> [DO THIS]:
Repeat the full listing below verbatim and keep the images out.

···

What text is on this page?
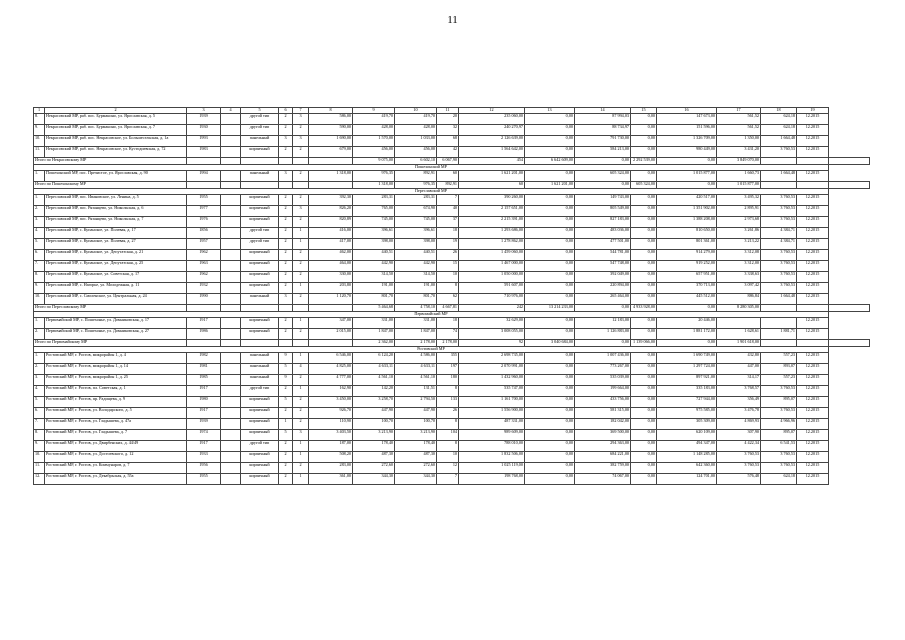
11
1	2	3	4	5	6	7	8	9	10	11	12	13	14	15	16	17	18	19	
8.	Некрасовский МР, раб. пос. Бурмакино, ул. Ярославская, д. 5	1939		другой тип	2	3	586,00	419,70	419,70	20	235 060,00	0,00	87 994,03	0,00	147 673,00	561,52	624,18	12.2015	
9.	Некрасовский МР, раб. пос. Бурмакино, ул. Ярославская, д. 7	1930		другой тип	2	2	590,00	428,00	428,00	32	240 270,97	0,00	88 734,97	0,00	151 596,00	561,52	624,18	12.2015	
10.	Некрасовский МР, раб. пос. Некрасовское, ул. Большесельская, д. 1а	1993		панельный	3	3	1 690,00	1 570,00	1 033,00	68	2 126 639,00	0,00	791 730,00	0,00	1 326 709,00	1 350,00	1 664,48	12.2015	
11.	Некрасовский МР, раб. пос. Некрасовское, ул. Кустодиевская, д. 72	1983		кирпичный	2	2	679,00	456,00	456,00	42	1 564 642,00	0,00	584 213,00	0,00	980 449,00	3 431,20	3 760,53	12.2015	
Итого по Некрасовскому МР								9 075,00	6 602,10	6 067,90	454	6 642 609,00	0,00	2 292 539,00	0,00	3 849 070,00			
Пошехонский МР																			
1.	Пошехонский МР, пос. Пречистое, ул. Ярославская, д. 90	1994		панельный	3	2	1 318,00	976,35	892,91	60	1 621 201,00	0,00	605 324,00	0,00	1 015 877,00	1 660,73	1 664,48	12.2015	
Итого по Пошехонскому МР								1 318,00	976,35	892,91	60	1 621 201,00	0,00	605 324,00	0,00	1 015 877,00			
Переславский МР																			
1.	Переславский МР, пос. Ивановское, ул. Ленина, д. 5	1955		кирпичный	2	2	392,30	283,31	283,31	7	390 260,00	0,00	149 743,00	0,00	420 517,00	3 495,32	3 760,53	12.2015	
2.	Переславский МР, пос. Рязанцево, ул. Никольская, д. 6	1977		кирпичный	2	3	826,20	765,00	674,90	40	2 157 651,00	0,00	805 549,00	0,00	1 351 902,00	2 895,91	3 760,53	12.2015	
3.	Переславский МР, пос. Рязанцево, ул. Никольская, д. 7	1976		кирпичный	2	2	820,89	745,00	745,00	37	2 215 391,00	0,00	827 183,00	0,00	1 388 208,00	2 973,68	3 760,53	12.2015	
4.	Переславский МР, с. Купанское, ул. Полевая, д. 17	1856		другой тип	2	1	416,00	396,61	396,61	18	1 293 686,00	0,00	483 036,00	0,00	810 650,00	3 261,86	4 384,71	12.2015	
5.	Переславский МР, с. Купанское, ул. Полевая, д. 27	1957		другой тип	2	1	417,00	398,00	398,00	19	1 278 862,00	0,00	477 501,00	0,00	801 361,00	3 213,22	4 384,71	12.2015	
6.	Переславский МР, с. Купанское, ул. Депутатская, д. 21	1962		кирпичный	2	2	462,00	440,51	440,51	26	1 459 060,00	0,00	544 781,00	0,00	914 279,00	3 312,08	3 760,53	12.2015	
7.	Переславский МР, с. Купанское, ул. Депутатская, д. 25	1963		кирпичный	2	2	464,00	442,90	442,90	15	1 467 000,00	0,00	547 748,00	0,00	919 252,00	3 312,00	3 760,53	12.2015	
8.	Переславский МР, с. Купанское, ул. Советская, д. 17	1962		кирпичный	2	2	330,00	314,50	314,50	10	1 050 000,00	0,00	392 049,00	0,00	657 951,00	3 338,63	3 760,53	12.2015	
9.	Переславский МР, с. Нагорье, ул. Молодежная, д. 11	1932		кирпичный	2	1	203,80	191,00	191,00	8	591 607,00	0,00	220 894,00	0,00	370 713,00	3 097,42	3 760,53	12.2015	
10.	Переславский МР, с. Смоленское, ул. Центральная, д. 24	1990		панельный	3	2	1 120,70	801,70	801,70	62	710 976,00	0,00	265 464,00	0,00	445 512,00	886,84	1 664,48	12.2015	
Итого по Переславскому МР								5 464,68	4 758,10	4 667,81	242	13 214 233,00	0,00	4 933 928,00	0,00	8 280 305,00			
Первомайский МР																			
1.	Первомайский МР, с. Пошехонье, ул. Домниковская, д. 17	1917		кирпичный	2	1	347,00	331,00	331,00	18	32 629,00	0,00	12 183,00	0,00	20 446,00			12.2015	
2.	Первомайский МР, с. Пошехонье, ул. Домниковская, д. 27	1986		кирпичный	2	2	2 015,00	1 847,00	1 847,00	74	3 008 055,00	0,00	1 126 883,00	0,00	1 881 172,00	1 628,61	1 881,71	12.2015	
Итого по Первомайскому МР								2 362,00	2 178,00	2 178,00	92	3 040 684,00	0,00	1 139 066,00	0,00	1 901 618,00			
Ростовский МР																			
1.	Ростовский МР, г. Ростов, микрорайон 1, д. 4	1982		панельный	9	1	6 546,00	6 124,20	4 586,00	355	2 698 735,00	0,00	1 007 436,00	0,00	1 690 749,00	432,80	557,23	12.2015	
2.	Ростовский МР, г. Ростов, микрорайон 1, д. 14	1981		панельный	5	4	4 825,00	4 633,11	4 633,11	197	2 070 991,00	0,00	773 267,00	0,00	1 297 724,00	447,00	893,07	12.2015	
3.	Ростовский МР, г. Ростов, микрорайон 1, д. 25	1985		панельный	9	2	4 777,00	4 561,10	4 561,10	180	1 432 960,00	0,00	535 039,00	0,00	897 921,00	314,17	557,23	12.2015	
4.	Ростовский МР, г. Ростов, пл. Советская, д. 1	1917		другой тип	2	1	162,90	142,20	131,51	8	535 747,00	0,00	199 664,00	0,00	335 183,00	3 768,57	3 760,53	12.2015	
5.	Ростовский МР, г. Ростов, пр. Радищева, д. 9	1980		кирпичный	5	2	3 450,00	3 258,70	2 794,50	133	1 161 700,00	0,00	433 756,00	0,00	727 944,00	356,49	895,07	12.2015	
6.	Ростовский МР, г. Ростов, ул. Володарского, д. 5	1917		кирпичный	2	2	926,70	447,90	447,90	26	1 556 900,00	0,00	581 315,00	0,00	975 585,00	3 476,78	3 760,53	12.2015	
7.	Ростовский МР, г. Ростов, ул. Гладышева, д. 47а	1939		кирпичный	1	2	110,90	100,70	100,70	8	487 331,00	0,00	182 042,00	0,00	305 309,00	4 869,93	4 966,96	12.2015	
8.	Ростовский МР, г. Ростов, ул. Гладышева, д. 7	1974		кирпичный	5	3	3 403,50	3 213,90	3 213,90	104	989 609,00	0,00	369 500,00	0,00	620 109,00	307,90	895,07	12.2015	
9.	Ростовский МР, г. Ростов, ул. Двирбенских, д. 44/49	1917		другой тип	2	1	187,00	178,40	178,40	8	788 010,00	0,00	294 363,00	0,00	494 347,00	4 422,34	6 541,53	12.2015	
10.	Ростовский МР, г. Ростов, ул. Достоевского, д. 12	1933		кирпичный	2	1	508,20	487,30	487,30	10	1 832 506,00	0,00	684 221,00	0,00	1 148 285,00	3 760,53	3 760,53	12.2015	
11.	Ростовский МР, г. Ростов, ул. Коммунаров, д. 7	1956		кирпичный	2	2	283,00	272,60	272,60	12	1 025 119,00	0,00	382 759,00	0,00	642 360,00	3 760,53	3 760,53	12.2015	
12.	Ростовский МР, г. Ростов, ул. Декабрьская, д. 55а	1955		кирпичный	2	1	361,00	344,30	344,30	7	198 768,00	0,00	74 067,00	0,00	124 701,00	576,48	624,18	12.2015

···

> [ANSWER]:
What text is on this page?
11
1	2	3	4	5	6	7	8	9	10	11	12	13	14	15	16	17	18	19	
8.	Некрасовский МР, раб. пос. Бурмакино, ул. Ярославская, д. 5	1939		другой тип	2	3	586,00	419,70	419,70	20	235 060,00	0,00	87 994,03	0,00	147 673,00	561,52	624,18	12.2015	
9.	Некрасовский МР, раб. пос. Бурмакино, ул. Ярославская, д. 7	1930		другой тип	2	2	590,00	428,00	428,00	32	240 270,97	0,00	88 734,97	0,00	151 596,00	561,52	624,18	12.2015	
10.	Некрасовский МР, раб. пос. Некрасовское, ул. Большесельская, д. 1а	1993		панельный	3	3	1 690,00	1 570,00	1 033,00	68	2 126 639,00	0,00	791 730,00	0,00	1 326 709,00	1 350,00	1 664,48	12.2015	
11.	Некрасовский МР, раб. пос. Некрасовское, ул. Кустодиевская, д. 72	1983		кирпичный	2	2	679,00	456,00	456,00	42	1 564 642,00	0,00	584 213,00	0,00	980 449,00	3 431,20	3 760,53	12.2015	
Итого по Некрасовскому МР								9 075,00	6 602,10	6 067,90	454	6 642 609,00	0,00	2 292 539,00	0,00	3 849 070,00			
Пошехонский МР																			
1.	Пошехонский МР, пос. Пречистое, ул. Ярославская, д. 90	1994		панельный	3	2	1 318,00	976,35	892,91	60	1 621 201,00	0,00	605 324,00	0,00	1 015 877,00	1 660,73	1 664,48	12.2015	
Итого по Пошехонскому МР								1 318,00	976,35	892,91	60	1 621 201,00	0,00	605 324,00	0,00	1 015 877,00			
Переславский МР																			
1.	Переславский МР, пос. Ивановское, ул. Ленина, д. 5	1955		кирпичный	2	2	392,30	283,31	283,31	7	390 260,00	0,00	149 743,00	0,00	420 517,00	3 495,32	3 760,53	12.2015	
2.	Переславский МР, пос. Рязанцево, ул. Никольская, д. 6	1977		кирпичный	2	3	826,20	765,00	674,90	40	2 157 651,00	0,00	805 549,00	0,00	1 351 902,00	2 895,91	3 760,53	12.2015	
3.	Переславский МР, пос. Рязанцево, ул. Никольская, д. 7	1976		кирпичный	2	2	820,89	745,00	745,00	37	2 215 391,00	0,00	827 183,00	0,00	1 388 208,00	2 973,68	3 760,53	12.2015	
4.	Переславский МР, с. Купанское, ул. Полевая, д. 17	1856		другой тип	2	1	416,00	396,61	396,61	18	1 293 686,00	0,00	483 036,00	0,00	810 650,00	3 261,86	4 384,71	12.2015	
5.	Переславский МР, с. Купанское, ул. Полевая, д. 27	1957		другой тип	2	1	417,00	398,00	398,00	19	1 278 862,00	0,00	477 501,00	0,00	801 361,00	3 213,22	4 384,71	12.2015	
6.	Переславский МР, с. Купанское, ул. Депутатская, д. 21	1962		кирпичный	2	2	462,00	440,51	440,51	26	1 459 060,00	0,00	544 781,00	0,00	914 279,00	3 312,08	3 760,53	12.2015	
7.	Переславский МР, с. Купанское, ул. Депутатская, д. 25	1963		кирпичный	2	2	464,00	442,90	442,90	15	1 467 000,00	0,00	547 748,00	0,00	919 252,00	3 312,00	3 760,53	12.2015	
8.	Переславский МР, с. Купанское, ул. Советская, д. 17	1962		кирпичный	2	2	330,00	314,50	314,50	10	1 050 000,00	0,00	392 049,00	0,00	657 951,00	3 338,63	3 760,53	12.2015	
9.	Переславский МР, с. Нагорье, ул. Молодежная, д. 11	1932		кирпичный	2	1	203,80	191,00	191,00	8	591 607,00	0,00	220 894,00	0,00	370 713,00	3 097,42	3 760,53	12.2015	
10.	Переславский МР, с. Смоленское, ул. Центральная, д. 24	1990		панельный	3	2	1 120,70	801,70	801,70	62	710 976,00	0,00	265 464,00	0,00	445 512,00	886,84	1 664,48	12.2015	
Итого по Переславскому МР								5 464,68	4 758,10	4 667,81	242	13 214 233,00	0,00	4 933 928,00	0,00	8 280 305,00			
Первомайский МР																			
1.	Первомайский МР, с. Пошехонье, ул. Домниковская, д. 17	1917		кирпичный	2	1	347,00	331,00	331,00	18	32 629,00	0,00	12 183,00	0,00	20 446,00			12.2015	
2.	Первомайский МР, с. Пошехонье, ул. Домниковская, д. 27	1986		кирпичный	2	2	2 015,00	1 847,00	1 847,00	74	3 008 055,00	0,00	1 126 883,00	0,00	1 881 172,00	1 628,61	1 881,71	12.2015	
Итого по Первомайскому МР								2 362,00	2 178,00	2 178,00	92	3 040 684,00	0,00	1 139 066,00	0,00	1 901 618,00			
Ростовский МР																			
1.	Ростовский МР, г. Ростов, микрорайон 1, д. 4	1982		панельный	9	1	6 546,00	6 124,20	4 586,00	355	2 698 735,00	0,00	1 007 436,00	0,00	1 690 749,00	432,80	557,23	12.2015	
2.	Ростовский МР, г. Ростов, микрорайон 1, д. 14	1981		панельный	5	4	4 825,00	4 633,11	4 633,11	197	2 070 991,00	0,00	773 267,00	0,00	1 297 724,00	447,00	893,07	12.2015	
3.	Ростовский МР, г. Ростов, микрорайон 1, д. 25	1985		панельный	9	2	4 777,00	4 561,10	4 561,10	180	1 432 960,00	0,00	535 039,00	0,00	897 921,00	314,17	557,23	12.2015	
4.	Ростовский МР, г. Ростов, пл. Советская, д. 1	1917		другой тип	2	1	162,90	142,20	131,51	8	535 747,00	0,00	199 664,00	0,00	335 183,00	3 768,57	3 760,53	12.2015	
5.	Ростовский МР, г. Ростов, пр. Радищева, д. 9	1980		кирпичный	5	2	3 450,00	3 258,70	2 794,50	133	1 161 700,00	0,00	433 756,00	0,00	727 944,00	356,49	895,07	12.2015	
6.	Ростовский МР, г. Ростов, ул. Володарского, д. 5	1917		кирпичный	2	2	926,70	447,90	447,90	26	1 556 900,00	0,00	581 315,00	0,00	975 585,00	3 476,78	3 760,53	12.2015	
7.	Ростовский МР, г. Ростов, ул. Гладышева, д. 47а	1939		кирпичный	1	2	110,90	100,70	100,70	8	487 331,00	0,00	182 042,00	0,00	305 309,00	4 869,93	4 966,96	12.2015	
8.	Ростовский МР, г. Ростов, ул. Гладышева, д. 7	1974		кирпичный	5	3	3 403,50	3 213,90	3 213,90	104	989 609,00	0,00	369 500,00	0,00	620 109,00	307,90	895,07	12.2015	
9.	Ростовский МР, г. Ростов, ул. Двирбенских, д. 44/49	1917		другой тип	2	1	187,00	178,40	178,40	8	788 010,00	0,00	294 363,00	0,00	494 347,00	4 422,34	6 541,53	12.2015	
10.	Ростовский МР, г. Ростов, ул. Достоевского, д. 12	1933		кирпичный	2	1	508,20	487,30	487,30	10	1 832 506,00	0,00	684 221,00	0,00	1 148 285,00	3 760,53	3 760,53	12.2015	
11.	Ростовский МР, г. Ростов, ул. Коммунаров, д. 7	1956		кирпичный	2	2	283,00	272,60	272,60	12	1 025 119,00	0,00	382 759,00	0,00	642 360,00	3 760,53	3 760,53	12.2015	
12.	Ростовский МР, г. Ростов, ул. Декабрьская, д. 55а	1955		кирпичный	2	1	361,00	344,30	344,30	7	198 768,00	0,00	74 067,00	0,00	124 701,00	576,48	624,18	12.2015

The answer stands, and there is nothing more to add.